Return all of the data exactly, with nothing left out but the pictures.

"""

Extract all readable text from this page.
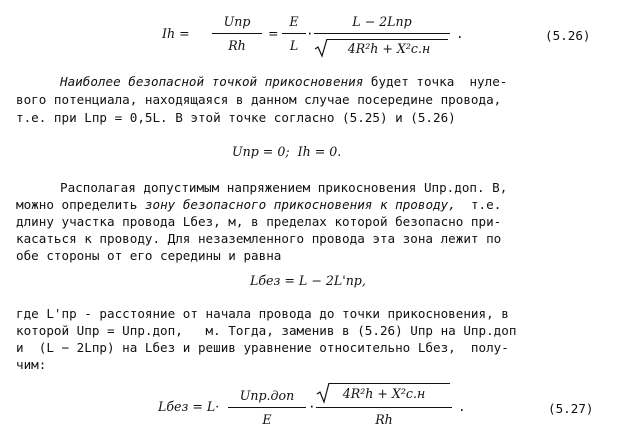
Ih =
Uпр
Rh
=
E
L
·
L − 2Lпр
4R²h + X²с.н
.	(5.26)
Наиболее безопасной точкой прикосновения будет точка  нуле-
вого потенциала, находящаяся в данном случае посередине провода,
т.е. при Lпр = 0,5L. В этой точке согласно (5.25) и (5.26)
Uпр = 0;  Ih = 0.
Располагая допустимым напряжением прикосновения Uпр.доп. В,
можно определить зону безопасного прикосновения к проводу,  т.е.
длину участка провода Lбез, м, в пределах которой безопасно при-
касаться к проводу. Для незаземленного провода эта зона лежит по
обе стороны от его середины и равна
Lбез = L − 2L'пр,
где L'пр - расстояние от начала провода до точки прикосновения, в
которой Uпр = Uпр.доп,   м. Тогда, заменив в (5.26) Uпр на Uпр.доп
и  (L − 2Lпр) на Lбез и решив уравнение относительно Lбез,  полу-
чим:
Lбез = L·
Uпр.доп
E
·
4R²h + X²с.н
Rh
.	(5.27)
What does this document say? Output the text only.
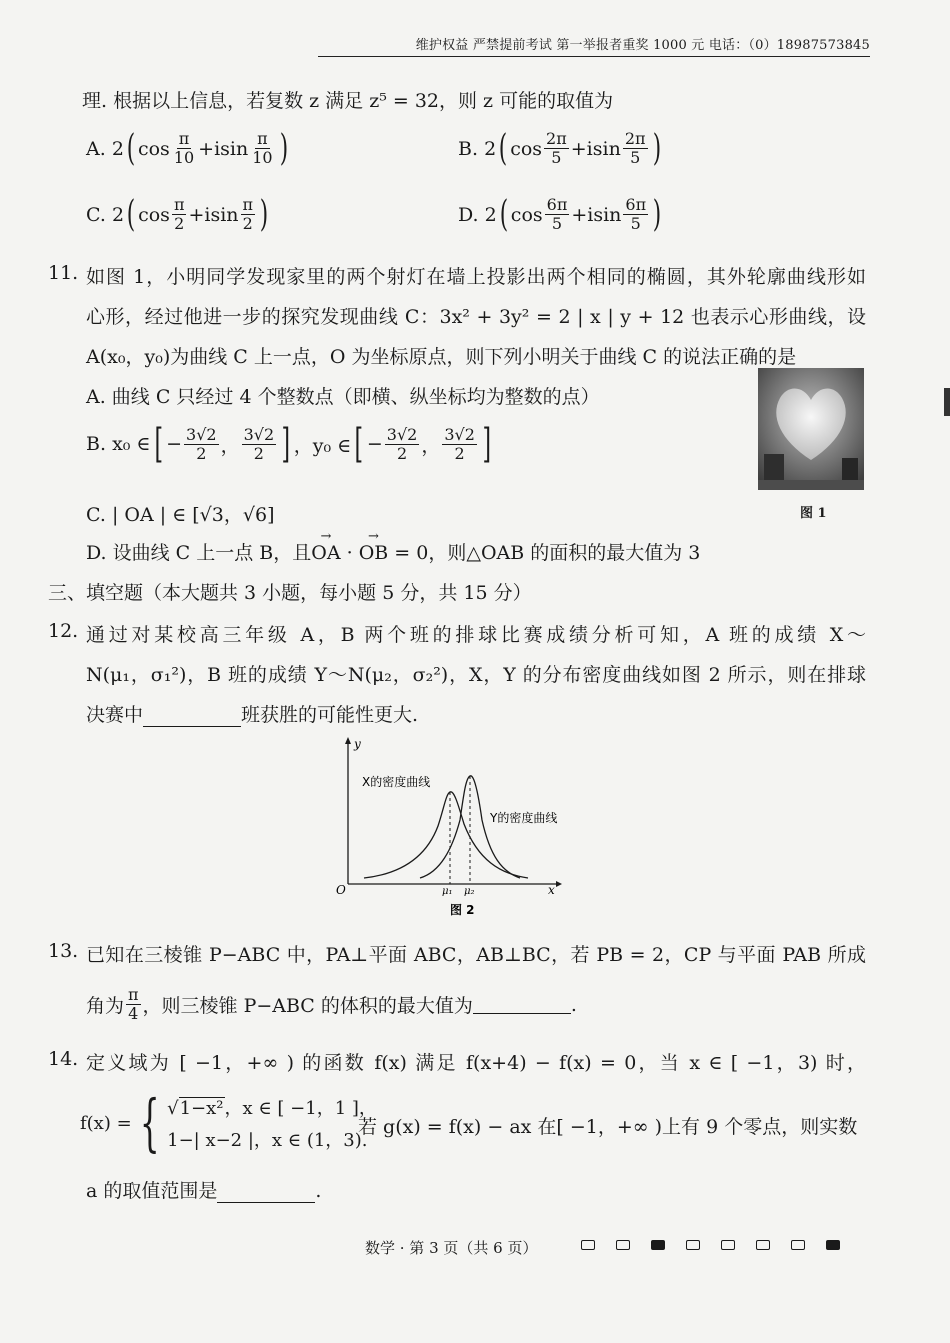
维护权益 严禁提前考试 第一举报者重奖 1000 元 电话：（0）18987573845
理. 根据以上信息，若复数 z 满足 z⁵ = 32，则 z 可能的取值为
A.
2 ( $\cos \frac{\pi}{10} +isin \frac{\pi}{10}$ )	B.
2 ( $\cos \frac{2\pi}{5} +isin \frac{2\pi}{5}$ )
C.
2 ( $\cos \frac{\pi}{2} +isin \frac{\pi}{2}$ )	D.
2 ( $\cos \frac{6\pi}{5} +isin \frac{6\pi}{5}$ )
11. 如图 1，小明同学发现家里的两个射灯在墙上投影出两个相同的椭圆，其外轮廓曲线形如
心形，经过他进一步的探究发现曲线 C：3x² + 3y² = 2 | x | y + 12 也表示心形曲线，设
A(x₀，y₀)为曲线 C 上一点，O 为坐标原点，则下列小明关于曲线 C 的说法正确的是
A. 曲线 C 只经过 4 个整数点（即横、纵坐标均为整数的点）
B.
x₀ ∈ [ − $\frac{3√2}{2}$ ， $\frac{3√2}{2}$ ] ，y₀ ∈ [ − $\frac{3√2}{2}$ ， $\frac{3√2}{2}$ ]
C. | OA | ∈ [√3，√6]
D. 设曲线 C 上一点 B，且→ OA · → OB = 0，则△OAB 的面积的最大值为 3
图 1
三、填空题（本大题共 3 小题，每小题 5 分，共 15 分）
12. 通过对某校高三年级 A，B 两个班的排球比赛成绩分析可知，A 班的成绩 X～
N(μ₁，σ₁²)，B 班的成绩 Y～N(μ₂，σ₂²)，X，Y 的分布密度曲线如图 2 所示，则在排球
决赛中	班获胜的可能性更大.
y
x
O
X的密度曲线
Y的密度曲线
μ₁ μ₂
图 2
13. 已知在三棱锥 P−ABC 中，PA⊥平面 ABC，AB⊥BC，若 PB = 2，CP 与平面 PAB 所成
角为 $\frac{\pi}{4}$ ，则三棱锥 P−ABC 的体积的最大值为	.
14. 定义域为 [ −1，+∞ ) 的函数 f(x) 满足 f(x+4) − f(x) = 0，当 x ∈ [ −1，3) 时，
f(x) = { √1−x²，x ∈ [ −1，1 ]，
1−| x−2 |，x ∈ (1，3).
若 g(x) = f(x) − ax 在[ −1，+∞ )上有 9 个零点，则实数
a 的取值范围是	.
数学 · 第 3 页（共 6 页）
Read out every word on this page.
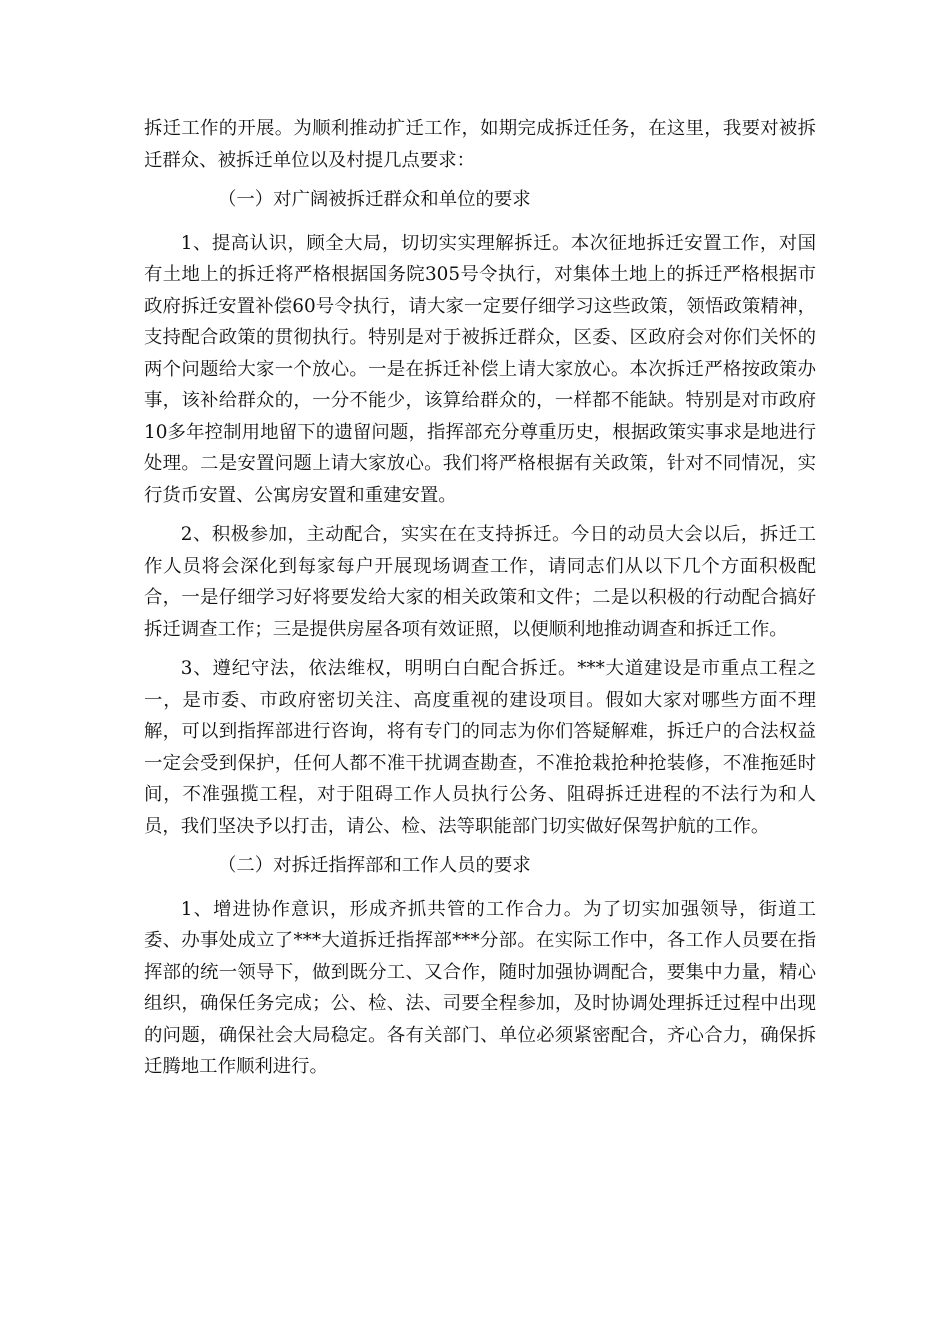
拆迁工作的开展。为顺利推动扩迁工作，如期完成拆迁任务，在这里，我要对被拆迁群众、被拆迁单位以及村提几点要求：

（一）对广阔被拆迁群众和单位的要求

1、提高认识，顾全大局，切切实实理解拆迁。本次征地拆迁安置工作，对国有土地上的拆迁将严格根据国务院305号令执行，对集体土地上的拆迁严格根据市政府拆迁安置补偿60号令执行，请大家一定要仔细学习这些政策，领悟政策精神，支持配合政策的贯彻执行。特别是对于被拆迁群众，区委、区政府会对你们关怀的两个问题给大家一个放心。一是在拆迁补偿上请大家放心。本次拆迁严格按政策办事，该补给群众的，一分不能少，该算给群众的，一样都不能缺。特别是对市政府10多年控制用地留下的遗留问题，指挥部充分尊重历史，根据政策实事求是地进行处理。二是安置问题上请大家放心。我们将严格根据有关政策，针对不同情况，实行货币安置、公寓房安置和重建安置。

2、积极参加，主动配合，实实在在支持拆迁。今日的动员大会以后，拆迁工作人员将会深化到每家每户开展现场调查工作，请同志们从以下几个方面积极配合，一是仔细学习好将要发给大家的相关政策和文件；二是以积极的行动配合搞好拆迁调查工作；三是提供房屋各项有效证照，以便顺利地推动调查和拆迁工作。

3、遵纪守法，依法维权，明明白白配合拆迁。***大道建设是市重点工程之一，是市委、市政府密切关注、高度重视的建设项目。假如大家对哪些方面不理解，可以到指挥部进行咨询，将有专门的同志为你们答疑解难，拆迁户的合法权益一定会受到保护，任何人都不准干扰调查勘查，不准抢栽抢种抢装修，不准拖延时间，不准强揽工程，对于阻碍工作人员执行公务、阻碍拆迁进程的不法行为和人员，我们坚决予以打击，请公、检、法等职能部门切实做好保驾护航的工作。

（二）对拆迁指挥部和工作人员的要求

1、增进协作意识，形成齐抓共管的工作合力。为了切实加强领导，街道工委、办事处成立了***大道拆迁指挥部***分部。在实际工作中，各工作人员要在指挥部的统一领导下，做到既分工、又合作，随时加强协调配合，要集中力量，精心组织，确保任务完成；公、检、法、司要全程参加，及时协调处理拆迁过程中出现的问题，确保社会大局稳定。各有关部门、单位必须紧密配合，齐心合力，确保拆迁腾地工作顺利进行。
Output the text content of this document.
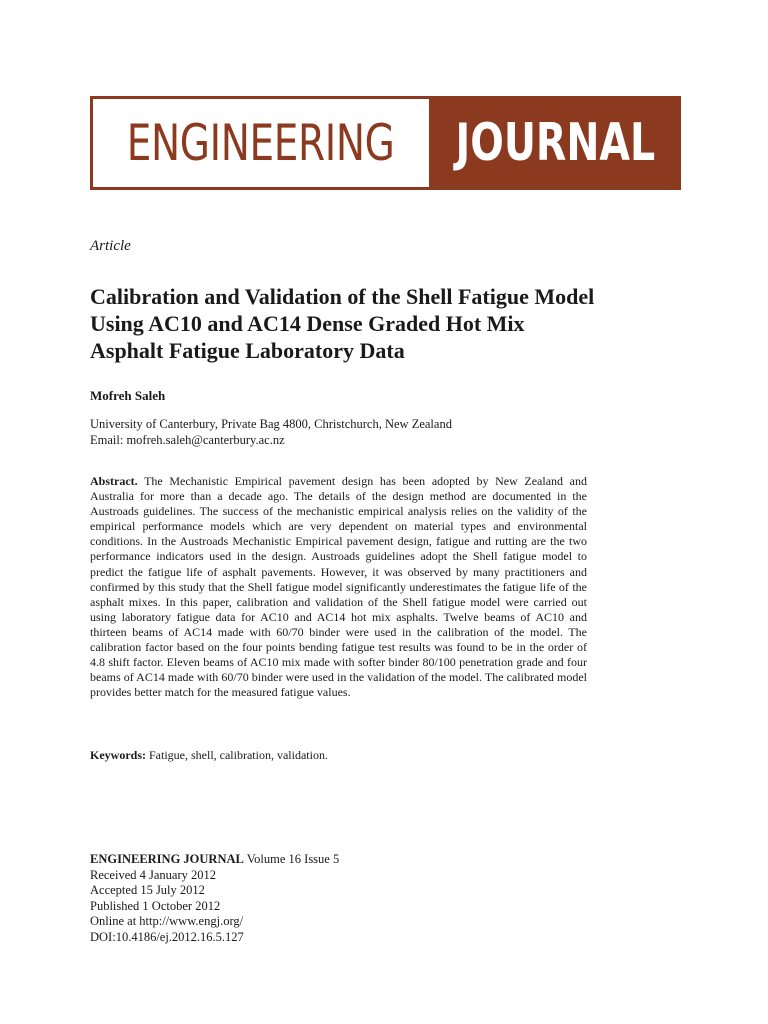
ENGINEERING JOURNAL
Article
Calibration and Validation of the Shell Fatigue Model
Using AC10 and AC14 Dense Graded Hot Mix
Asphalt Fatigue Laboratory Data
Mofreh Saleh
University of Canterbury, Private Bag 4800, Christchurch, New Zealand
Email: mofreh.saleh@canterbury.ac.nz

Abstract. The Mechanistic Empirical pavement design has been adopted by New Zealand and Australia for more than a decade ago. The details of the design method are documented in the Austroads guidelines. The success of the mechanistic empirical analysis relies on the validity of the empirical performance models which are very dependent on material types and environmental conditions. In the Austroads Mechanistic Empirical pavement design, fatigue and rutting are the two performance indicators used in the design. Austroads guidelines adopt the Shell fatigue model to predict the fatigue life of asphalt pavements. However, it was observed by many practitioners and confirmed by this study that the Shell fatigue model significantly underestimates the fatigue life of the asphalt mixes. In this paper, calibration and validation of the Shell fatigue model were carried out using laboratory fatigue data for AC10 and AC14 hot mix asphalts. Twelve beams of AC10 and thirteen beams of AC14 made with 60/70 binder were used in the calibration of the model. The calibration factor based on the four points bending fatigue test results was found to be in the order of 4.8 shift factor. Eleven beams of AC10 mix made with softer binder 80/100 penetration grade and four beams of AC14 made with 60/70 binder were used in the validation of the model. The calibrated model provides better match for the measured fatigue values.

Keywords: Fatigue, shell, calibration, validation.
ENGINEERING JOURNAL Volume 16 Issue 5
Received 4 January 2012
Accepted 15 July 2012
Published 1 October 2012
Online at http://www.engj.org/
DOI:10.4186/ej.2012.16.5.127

"""

## SOLUTION TO THIS PROBLEM:
Extract all readable text from this page.
Ih =
Uпр
Rh
=
E
L
·
L − 2Lпр
4R²h + X²с.н
.	(5.26)
Наиболее безопасной точкой прикосновения будет точка  нуле-
вого потенциала, находящаяся в данном случае посередине провода,
т.е. при Lпр = 0,5L. В этой точке согласно (5.25) и (5.26)
Uпр = 0;  Ih = 0.
Располагая допустимым напряжением прикосновения Uпр.доп. В,
можно определить зону безопасного прикосновения к проводу,  т.е.
длину участка провода Lбез, м, в пределах которой безопасно при-
касаться к проводу. Для незаземленного провода эта зона лежит по
обе стороны от его середины и равна
Lбез = L − 2L'пр,
где L'пр - расстояние от начала провода до точки прикосновения, в
которой Uпр = Uпр.доп,   м. Тогда, заменив в (5.26) Uпр на Uпр.доп
и  (L − 2Lпр) на Lбез и решив уравнение относительно Lбез,  полу-
чим:
Lбез = L·
Uпр.доп
E
·
4R²h + X²с.н
Rh
.	(5.27)
What does this document say? Output the text only.
维护权益 严禁提前考试 第一举报者重奖 1000 元 电话：（0）18987573845
理. 根据以上信息，若复数 z 满足 z⁵ = 32，则 z 可能的取值为
A.
2 ( $\cos \frac{\pi}{10} +isin \frac{\pi}{10}$ )	B.
2 ( $\cos \frac{2\pi}{5} +isin \frac{2\pi}{5}$ )
C.
2 ( $\cos \frac{\pi}{2} +isin \frac{\pi}{2}$ )	D.
2 ( $\cos \frac{6\pi}{5} +isin \frac{6\pi}{5}$ )
11. 如图 1，小明同学发现家里的两个射灯在墙上投影出两个相同的椭圆，其外轮廓曲线形如
心形，经过他进一步的探究发现曲线 C：3x² + 3y² = 2 | x | y + 12 也表示心形曲线，设
A(x₀，y₀)为曲线 C 上一点，O 为坐标原点，则下列小明关于曲线 C 的说法正确的是
A. 曲线 C 只经过 4 个整数点（即横、纵坐标均为整数的点）
B.
x₀ ∈ [ − $\frac{3√2}{2}$ ， $\frac{3√2}{2}$ ] ，y₀ ∈ [ − $\frac{3√2}{2}$ ， $\frac{3√2}{2}$ ]
C. | OA | ∈ [√3，√6]
D. 设曲线 C 上一点 B，且→ OA · → OB = 0，则△OAB 的面积的最大值为 3
图 1
三、填空题（本大题共 3 小题，每小题 5 分，共 15 分）
12. 通过对某校高三年级 A，B 两个班的排球比赛成绩分析可知，A 班的成绩 X～
N(μ₁，σ₁²)，B 班的成绩 Y～N(μ₂，σ₂²)，X，Y 的分布密度曲线如图 2 所示，则在排球
决赛中	班获胜的可能性更大.
y
x
O
X的密度曲线
Y的密度曲线
μ₁ μ₂
图 2
13. 已知在三棱锥 P−ABC 中，PA⊥平面 ABC，AB⊥BC，若 PB = 2，CP 与平面 PAB 所成
角为 $\frac{\pi}{4}$ ，则三棱锥 P−ABC 的体积的最大值为	.
14. 定义域为 [ −1，+∞ ) 的函数 f(x) 满足 f(x+4) − f(x) = 0，当 x ∈ [ −1，3) 时，
f(x) = { √1−x²，x ∈ [ −1，1 ]，
1−| x−2 |，x ∈ (1，3).
若 g(x) = f(x) − ax 在[ −1，+∞ )上有 9 个零点，则实数
a 的取值范围是	.
数学 · 第 3 页（共 6 页）
Read out every word on this page.
拆迁工作的开展。为顺利推动扩迁工作，如期完成拆迁任务，在这里，我要对被拆迁群众、被拆迁单位以及村提几点要求：

（一）对广阔被拆迁群众和单位的要求

1、提高认识，顾全大局，切切实实理解拆迁。本次征地拆迁安置工作，对国有土地上的拆迁将严格根据国务院305号令执行，对集体土地上的拆迁严格根据市政府拆迁安置补偿60号令执行，请大家一定要仔细学习这些政策，领悟政策精神，支持配合政策的贯彻执行。特别是对于被拆迁群众，区委、区政府会对你们关怀的两个问题给大家一个放心。一是在拆迁补偿上请大家放心。本次拆迁严格按政策办事，该补给群众的，一分不能少，该算给群众的，一样都不能缺。特别是对市政府10多年控制用地留下的遗留问题，指挥部充分尊重历史，根据政策实事求是地进行处理。二是安置问题上请大家放心。我们将严格根据有关政策，针对不同情况，实行货币安置、公寓房安置和重建安置。

2、积极参加，主动配合，实实在在支持拆迁。今日的动员大会以后，拆迁工作人员将会深化到每家每户开展现场调查工作，请同志们从以下几个方面积极配合，一是仔细学习好将要发给大家的相关政策和文件；二是以积极的行动配合搞好拆迁调查工作；三是提供房屋各项有效证照，以便顺利地推动调查和拆迁工作。

3、遵纪守法，依法维权，明明白白配合拆迁。***大道建设是市重点工程之一，是市委、市政府密切关注、高度重视的建设项目。假如大家对哪些方面不理解，可以到指挥部进行咨询，将有专门的同志为你们答疑解难，拆迁户的合法权益一定会受到保护，任何人都不准干扰调查勘查，不准抢栽抢种抢装修，不准拖延时间，不准强揽工程，对于阻碍工作人员执行公务、阻碍拆迁进程的不法行为和人员，我们坚决予以打击，请公、检、法等职能部门切实做好保驾护航的工作。

（二）对拆迁指挥部和工作人员的要求

1、增进协作意识，形成齐抓共管的工作合力。为了切实加强领导，街道工委、办事处成立了***大道拆迁指挥部***分部。在实际工作中，各工作人员要在指挥部的统一领导下，做到既分工、又合作，随时加强协调配合，要集中力量，精心组织，确保任务完成；公、检、法、司要全程参加，及时协调处理拆迁过程中出现的问题，确保社会大局稳定。各有关部门、单位必须紧密配合，齐心合力，确保拆迁腾地工作顺利进行。
Output the text content of this document.
ENGINEERING JOURNAL
Article
Calibration and Validation of the Shell Fatigue Model
Using AC10 and AC14 Dense Graded Hot Mix
Asphalt Fatigue Laboratory Data
Mofreh Saleh
University of Canterbury, Private Bag 4800, Christchurch, New Zealand
Email: mofreh.saleh@canterbury.ac.nz

Abstract. The Mechanistic Empirical pavement design has been adopted by New Zealand and Australia for more than a decade ago. The details of the design method are documented in the Austroads guidelines. The success of the mechanistic empirical analysis relies on the validity of the empirical performance models which are very dependent on material types and environmental conditions. In the Austroads Mechanistic Empirical pavement design, fatigue and rutting are the two performance indicators used in the design. Austroads guidelines adopt the Shell fatigue model to predict the fatigue life of asphalt pavements. However, it was observed by many practitioners and confirmed by this study that the Shell fatigue model significantly underestimates the fatigue life of the asphalt mixes. In this paper, calibration and validation of the Shell fatigue model were carried out using laboratory fatigue data for AC10 and AC14 hot mix asphalts. Twelve beams of AC10 and thirteen beams of AC14 made with 60/70 binder were used in the calibration of the model. The calibration factor based on the four points bending fatigue test results was found to be in the order of 4.8 shift factor. Eleven beams of AC10 mix made with softer binder 80/100 penetration grade and four beams of AC14 made with 60/70 binder were used in the validation of the model. The calibrated model provides better match for the measured fatigue values.

Keywords: Fatigue, shell, calibration, validation.
ENGINEERING JOURNAL Volume 16 Issue 5
Received 4 January 2012
Accepted 15 July 2012
Published 1 October 2012
Online at http://www.engj.org/
DOI:10.4186/ej.2012.16.5.127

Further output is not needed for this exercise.